DIRECTIONS
Give the number of lines in the listing below that include the word "point", with nothing more.

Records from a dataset
□ □ □

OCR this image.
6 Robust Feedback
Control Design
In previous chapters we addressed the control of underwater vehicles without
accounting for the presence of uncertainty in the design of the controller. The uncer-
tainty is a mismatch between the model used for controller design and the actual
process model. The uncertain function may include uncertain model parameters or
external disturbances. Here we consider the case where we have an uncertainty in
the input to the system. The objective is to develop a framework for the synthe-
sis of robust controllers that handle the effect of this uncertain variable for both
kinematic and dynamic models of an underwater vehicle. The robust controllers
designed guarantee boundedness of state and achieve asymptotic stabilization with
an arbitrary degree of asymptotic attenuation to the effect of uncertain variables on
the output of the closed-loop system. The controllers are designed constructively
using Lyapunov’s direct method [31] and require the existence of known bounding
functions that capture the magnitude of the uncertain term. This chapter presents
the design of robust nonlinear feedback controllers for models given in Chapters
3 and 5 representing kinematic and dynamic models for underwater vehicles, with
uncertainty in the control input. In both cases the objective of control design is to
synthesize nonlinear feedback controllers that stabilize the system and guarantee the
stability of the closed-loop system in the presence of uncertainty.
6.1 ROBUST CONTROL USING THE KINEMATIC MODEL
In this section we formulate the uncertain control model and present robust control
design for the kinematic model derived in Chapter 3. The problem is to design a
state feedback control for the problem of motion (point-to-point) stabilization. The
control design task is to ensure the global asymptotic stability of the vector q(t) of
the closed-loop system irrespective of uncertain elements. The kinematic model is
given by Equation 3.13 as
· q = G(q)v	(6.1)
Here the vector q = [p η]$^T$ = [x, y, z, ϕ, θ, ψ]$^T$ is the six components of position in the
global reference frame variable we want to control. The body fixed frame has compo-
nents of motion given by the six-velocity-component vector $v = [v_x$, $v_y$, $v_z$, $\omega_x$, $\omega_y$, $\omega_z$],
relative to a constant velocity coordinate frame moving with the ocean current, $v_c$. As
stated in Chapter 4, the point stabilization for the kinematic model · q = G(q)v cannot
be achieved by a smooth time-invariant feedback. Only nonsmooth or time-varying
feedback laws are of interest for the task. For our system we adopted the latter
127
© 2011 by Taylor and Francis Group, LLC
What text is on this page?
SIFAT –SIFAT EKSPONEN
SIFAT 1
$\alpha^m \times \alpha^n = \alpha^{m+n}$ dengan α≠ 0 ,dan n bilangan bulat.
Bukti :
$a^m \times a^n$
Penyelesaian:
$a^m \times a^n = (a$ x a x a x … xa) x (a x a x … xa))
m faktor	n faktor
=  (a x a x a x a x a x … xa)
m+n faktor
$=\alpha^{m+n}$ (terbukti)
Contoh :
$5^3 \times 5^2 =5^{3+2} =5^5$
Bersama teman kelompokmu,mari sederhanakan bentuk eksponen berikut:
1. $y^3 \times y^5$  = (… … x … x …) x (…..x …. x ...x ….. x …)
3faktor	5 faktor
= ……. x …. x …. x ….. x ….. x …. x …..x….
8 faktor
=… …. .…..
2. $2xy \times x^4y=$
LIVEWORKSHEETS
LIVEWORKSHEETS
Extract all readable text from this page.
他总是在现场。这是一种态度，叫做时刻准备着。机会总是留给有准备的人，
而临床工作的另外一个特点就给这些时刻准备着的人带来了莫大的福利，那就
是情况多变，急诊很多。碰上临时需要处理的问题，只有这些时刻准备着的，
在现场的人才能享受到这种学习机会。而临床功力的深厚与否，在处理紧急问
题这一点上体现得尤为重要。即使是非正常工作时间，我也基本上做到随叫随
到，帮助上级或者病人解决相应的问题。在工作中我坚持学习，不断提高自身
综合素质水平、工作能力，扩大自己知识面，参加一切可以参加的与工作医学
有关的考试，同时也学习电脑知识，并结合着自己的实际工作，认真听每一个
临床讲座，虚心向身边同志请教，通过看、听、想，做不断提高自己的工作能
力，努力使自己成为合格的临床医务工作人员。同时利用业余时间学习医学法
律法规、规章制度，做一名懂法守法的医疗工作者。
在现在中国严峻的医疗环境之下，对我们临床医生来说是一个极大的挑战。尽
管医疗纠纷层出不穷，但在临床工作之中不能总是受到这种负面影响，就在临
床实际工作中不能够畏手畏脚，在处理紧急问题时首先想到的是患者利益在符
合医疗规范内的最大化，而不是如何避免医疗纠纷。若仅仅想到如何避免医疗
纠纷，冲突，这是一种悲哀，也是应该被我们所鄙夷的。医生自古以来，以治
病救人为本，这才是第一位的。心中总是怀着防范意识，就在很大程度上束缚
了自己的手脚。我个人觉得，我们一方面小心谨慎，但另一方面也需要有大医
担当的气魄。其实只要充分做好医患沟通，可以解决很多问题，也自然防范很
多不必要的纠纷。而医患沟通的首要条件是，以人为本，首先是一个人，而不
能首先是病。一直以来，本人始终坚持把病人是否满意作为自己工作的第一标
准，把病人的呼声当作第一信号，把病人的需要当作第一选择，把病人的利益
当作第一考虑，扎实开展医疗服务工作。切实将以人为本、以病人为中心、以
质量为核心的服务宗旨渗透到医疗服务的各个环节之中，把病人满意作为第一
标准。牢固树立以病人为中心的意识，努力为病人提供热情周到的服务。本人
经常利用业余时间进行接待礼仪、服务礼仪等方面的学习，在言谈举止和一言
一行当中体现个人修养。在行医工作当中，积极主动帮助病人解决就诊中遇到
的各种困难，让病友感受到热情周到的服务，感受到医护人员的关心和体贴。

□ □ □

THE ANSWER
2